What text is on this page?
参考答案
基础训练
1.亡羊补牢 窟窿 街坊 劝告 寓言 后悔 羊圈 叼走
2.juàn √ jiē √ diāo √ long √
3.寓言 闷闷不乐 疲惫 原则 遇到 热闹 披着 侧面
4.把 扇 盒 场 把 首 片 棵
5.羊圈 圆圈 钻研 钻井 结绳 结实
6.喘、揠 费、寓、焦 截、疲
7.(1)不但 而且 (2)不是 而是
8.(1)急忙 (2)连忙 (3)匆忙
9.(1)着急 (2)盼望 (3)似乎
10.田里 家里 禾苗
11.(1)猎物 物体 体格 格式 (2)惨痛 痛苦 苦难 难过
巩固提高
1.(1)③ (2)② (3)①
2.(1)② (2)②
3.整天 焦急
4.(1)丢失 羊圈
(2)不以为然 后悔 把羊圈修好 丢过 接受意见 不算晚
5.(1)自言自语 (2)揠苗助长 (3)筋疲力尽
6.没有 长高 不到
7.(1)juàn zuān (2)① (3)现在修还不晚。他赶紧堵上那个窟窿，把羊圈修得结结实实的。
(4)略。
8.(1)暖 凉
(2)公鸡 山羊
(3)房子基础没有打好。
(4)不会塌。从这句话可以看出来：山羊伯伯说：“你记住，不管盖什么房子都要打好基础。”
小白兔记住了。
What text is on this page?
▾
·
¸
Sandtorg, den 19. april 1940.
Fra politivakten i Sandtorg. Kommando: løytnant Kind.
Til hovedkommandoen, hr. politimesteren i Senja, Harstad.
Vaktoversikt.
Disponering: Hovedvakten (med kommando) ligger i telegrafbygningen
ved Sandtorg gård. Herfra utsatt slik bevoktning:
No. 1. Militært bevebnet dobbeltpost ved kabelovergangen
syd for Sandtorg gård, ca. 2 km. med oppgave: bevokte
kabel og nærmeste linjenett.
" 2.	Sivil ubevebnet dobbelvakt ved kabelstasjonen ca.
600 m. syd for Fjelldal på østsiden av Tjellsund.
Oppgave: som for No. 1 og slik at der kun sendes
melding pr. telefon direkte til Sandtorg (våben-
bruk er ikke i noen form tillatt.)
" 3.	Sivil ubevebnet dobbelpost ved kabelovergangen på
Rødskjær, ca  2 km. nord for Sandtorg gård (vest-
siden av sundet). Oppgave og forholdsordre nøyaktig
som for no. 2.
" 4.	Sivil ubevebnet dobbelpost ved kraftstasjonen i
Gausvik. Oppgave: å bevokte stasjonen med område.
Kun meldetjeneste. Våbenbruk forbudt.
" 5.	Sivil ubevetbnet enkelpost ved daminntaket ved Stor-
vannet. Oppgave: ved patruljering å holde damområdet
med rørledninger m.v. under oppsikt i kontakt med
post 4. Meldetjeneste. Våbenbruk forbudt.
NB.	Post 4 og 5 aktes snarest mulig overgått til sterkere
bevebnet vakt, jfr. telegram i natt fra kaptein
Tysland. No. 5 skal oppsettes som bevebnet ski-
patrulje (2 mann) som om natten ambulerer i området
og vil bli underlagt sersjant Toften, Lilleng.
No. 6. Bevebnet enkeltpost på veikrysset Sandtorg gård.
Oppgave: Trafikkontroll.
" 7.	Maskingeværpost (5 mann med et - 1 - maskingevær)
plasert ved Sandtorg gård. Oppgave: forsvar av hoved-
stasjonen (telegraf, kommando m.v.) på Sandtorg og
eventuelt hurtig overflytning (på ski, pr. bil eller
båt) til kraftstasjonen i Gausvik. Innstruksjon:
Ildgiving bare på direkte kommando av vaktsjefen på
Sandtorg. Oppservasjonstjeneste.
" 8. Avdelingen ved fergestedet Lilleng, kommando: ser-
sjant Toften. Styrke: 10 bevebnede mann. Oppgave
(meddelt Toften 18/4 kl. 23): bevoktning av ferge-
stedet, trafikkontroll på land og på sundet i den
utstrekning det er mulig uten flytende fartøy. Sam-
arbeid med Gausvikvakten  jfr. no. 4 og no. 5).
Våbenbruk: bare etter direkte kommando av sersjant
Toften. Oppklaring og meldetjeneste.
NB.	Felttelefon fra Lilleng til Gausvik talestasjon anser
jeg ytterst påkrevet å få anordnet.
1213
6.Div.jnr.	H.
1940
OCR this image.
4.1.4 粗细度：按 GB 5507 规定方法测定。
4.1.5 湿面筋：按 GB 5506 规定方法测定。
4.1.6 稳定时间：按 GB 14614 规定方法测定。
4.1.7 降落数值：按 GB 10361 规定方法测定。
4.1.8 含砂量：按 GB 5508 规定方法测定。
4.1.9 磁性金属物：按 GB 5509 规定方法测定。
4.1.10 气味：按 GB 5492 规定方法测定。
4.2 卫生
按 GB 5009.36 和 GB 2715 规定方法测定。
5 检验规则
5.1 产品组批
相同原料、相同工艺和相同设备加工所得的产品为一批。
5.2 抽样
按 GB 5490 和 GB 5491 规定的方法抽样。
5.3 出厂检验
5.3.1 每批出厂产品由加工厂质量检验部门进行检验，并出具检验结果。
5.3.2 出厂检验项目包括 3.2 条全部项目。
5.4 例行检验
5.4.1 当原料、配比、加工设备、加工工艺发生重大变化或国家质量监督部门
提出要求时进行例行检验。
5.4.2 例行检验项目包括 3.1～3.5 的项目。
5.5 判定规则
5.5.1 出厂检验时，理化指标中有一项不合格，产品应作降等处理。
-------
- [STATED EXERCISE]
Copy each line of the entries that includes the word "Lilleng".

- [EXERCISE ANSWER]
og vil bli underlagt sersjant Toften, Lilleng.
" 8. Avdelingen ved fergestedet Lilleng, kommando: ser-
NB.	Felttelefon fra Lilleng til Gausvik talestasjon anser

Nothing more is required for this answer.